(Dataset listings of figures)
═══

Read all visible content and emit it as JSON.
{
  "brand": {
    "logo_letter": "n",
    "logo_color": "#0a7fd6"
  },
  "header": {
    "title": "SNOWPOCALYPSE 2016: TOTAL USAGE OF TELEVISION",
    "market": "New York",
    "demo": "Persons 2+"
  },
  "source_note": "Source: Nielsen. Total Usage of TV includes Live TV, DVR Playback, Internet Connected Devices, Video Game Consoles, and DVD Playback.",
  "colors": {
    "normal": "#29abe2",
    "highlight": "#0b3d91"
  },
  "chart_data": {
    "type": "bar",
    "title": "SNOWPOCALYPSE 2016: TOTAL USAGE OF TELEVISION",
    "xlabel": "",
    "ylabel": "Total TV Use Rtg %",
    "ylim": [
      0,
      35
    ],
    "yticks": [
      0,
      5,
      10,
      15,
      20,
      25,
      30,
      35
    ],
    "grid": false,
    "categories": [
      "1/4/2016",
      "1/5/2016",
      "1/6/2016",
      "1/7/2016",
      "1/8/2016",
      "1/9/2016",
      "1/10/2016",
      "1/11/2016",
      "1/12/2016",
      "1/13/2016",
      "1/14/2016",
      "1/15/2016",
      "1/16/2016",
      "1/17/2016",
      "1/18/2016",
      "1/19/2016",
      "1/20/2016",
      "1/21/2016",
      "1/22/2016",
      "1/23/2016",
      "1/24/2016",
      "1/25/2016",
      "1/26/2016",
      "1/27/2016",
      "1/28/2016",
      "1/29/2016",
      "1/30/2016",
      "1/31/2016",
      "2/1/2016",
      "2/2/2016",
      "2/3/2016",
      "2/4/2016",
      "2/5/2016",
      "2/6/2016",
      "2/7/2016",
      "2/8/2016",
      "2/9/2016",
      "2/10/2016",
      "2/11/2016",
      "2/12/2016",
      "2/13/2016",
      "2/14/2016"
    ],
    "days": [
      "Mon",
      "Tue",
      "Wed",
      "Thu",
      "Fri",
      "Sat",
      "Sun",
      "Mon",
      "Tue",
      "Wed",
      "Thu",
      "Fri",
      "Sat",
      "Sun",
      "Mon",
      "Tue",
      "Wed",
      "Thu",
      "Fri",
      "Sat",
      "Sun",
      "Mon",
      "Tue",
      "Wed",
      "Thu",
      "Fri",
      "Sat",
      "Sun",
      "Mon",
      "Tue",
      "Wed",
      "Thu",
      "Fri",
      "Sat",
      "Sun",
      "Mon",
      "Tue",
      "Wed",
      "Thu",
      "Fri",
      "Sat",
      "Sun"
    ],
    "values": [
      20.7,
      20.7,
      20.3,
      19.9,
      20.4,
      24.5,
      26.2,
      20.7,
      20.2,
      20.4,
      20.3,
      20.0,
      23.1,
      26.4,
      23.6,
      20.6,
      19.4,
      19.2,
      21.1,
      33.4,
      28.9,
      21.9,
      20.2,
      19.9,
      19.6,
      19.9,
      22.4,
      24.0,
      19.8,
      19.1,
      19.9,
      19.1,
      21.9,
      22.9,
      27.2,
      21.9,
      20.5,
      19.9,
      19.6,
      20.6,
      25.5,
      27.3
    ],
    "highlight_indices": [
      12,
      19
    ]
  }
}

═══

Stated problem:
Take the entries above and copy them out exactly.

The reply:
Read all visible content and emit it as JSON.
{
  "brand": {
    "logo_letter": "n",
    "logo_color": "#0a7fd6"
  },
  "header": {
    "title": "SNOWPOCALYPSE 2016: TOTAL USAGE OF TELEVISION",
    "market": "New York",
    "demo": "Persons 2+"
  },
  "source_note": "Source: Nielsen. Total Usage of TV includes Live TV, DVR Playback, Internet Connected Devices, Video Game Consoles, and DVD Playback.",
  "colors": {
    "normal": "#29abe2",
    "highlight": "#0b3d91"
  },
  "chart_data": {
    "type": "bar",
    "title": "SNOWPOCALYPSE 2016: TOTAL USAGE OF TELEVISION",
    "xlabel": "",
    "ylabel": "Total TV Use Rtg %",
    "ylim": [
      0,
      35
    ],
    "yticks": [
      0,
      5,
      10,
      15,
      20,
      25,
      30,
      35
    ],
    "grid": false,
    "categories": [
      "1/4/2016",
      "1/5/2016",
      "1/6/2016",
      "1/7/2016",
      "1/8/2016",
      "1/9/2016",
      "1/10/2016",
      "1/11/2016",
      "1/12/2016",
      "1/13/2016",
      "1/14/2016",
      "1/15/2016",
      "1/16/2016",
      "1/17/2016",
      "1/18/2016",
      "1/19/2016",
      "1/20/2016",
      "1/21/2016",
      "1/22/2016",
      "1/23/2016",
      "1/24/2016",
      "1/25/2016",
      "1/26/2016",
      "1/27/2016",
      "1/28/2016",
      "1/29/2016",
      "1/30/2016",
      "1/31/2016",
      "2/1/2016",
      "2/2/2016",
      "2/3/2016",
      "2/4/2016",
      "2/5/2016",
      "2/6/2016",
      "2/7/2016",
      "2/8/2016",
      "2/9/2016",
      "2/10/2016",
      "2/11/2016",
      "2/12/2016",
      "2/13/2016",
      "2/14/2016"
    ],
    "days": [
      "Mon",
      "Tue",
      "Wed",
      "Thu",
      "Fri",
      "Sat",
      "Sun",
      "Mon",
      "Tue",
      "Wed",
      "Thu",
      "Fri",
      "Sat",
      "Sun",
      "Mon",
      "Tue",
      "Wed",
      "Thu",
      "Fri",
      "Sat",
      "Sun",
      "Mon",
      "Tue",
      "Wed",
      "Thu",
      "Fri",
      "Sat",
      "Sun",
      "Mon",
      "Tue",
      "Wed",
      "Thu",
      "Fri",
      "Sat",
      "Sun",
      "Mon",
      "Tue",
      "Wed",
      "Thu",
      "Fri",
      "Sat",
      "Sun"
    ],
    "values": [
      20.7,
      20.7,
      20.3,
      19.9,
      20.4,
      24.5,
      26.2,
      20.7,
      20.2,
      20.4,
      20.3,
      20.0,
      23.1,
      26.4,
      23.6,
      20.6,
      19.4,
      19.2,
      21.1,
      33.4,
      28.9,
      21.9,
      20.2,
      19.9,
      19.6,
      19.9,
      22.4,
      24.0,
      19.8,
      19.1,
      19.9,
      19.1,
      21.9,
      22.9,
      27.2,
      21.9,
      20.5,
      19.9,
      19.6,
      20.6,
      25.5,
      27.3
    ],
    "highlight_indices": [
      12,
      19
    ]
  }
}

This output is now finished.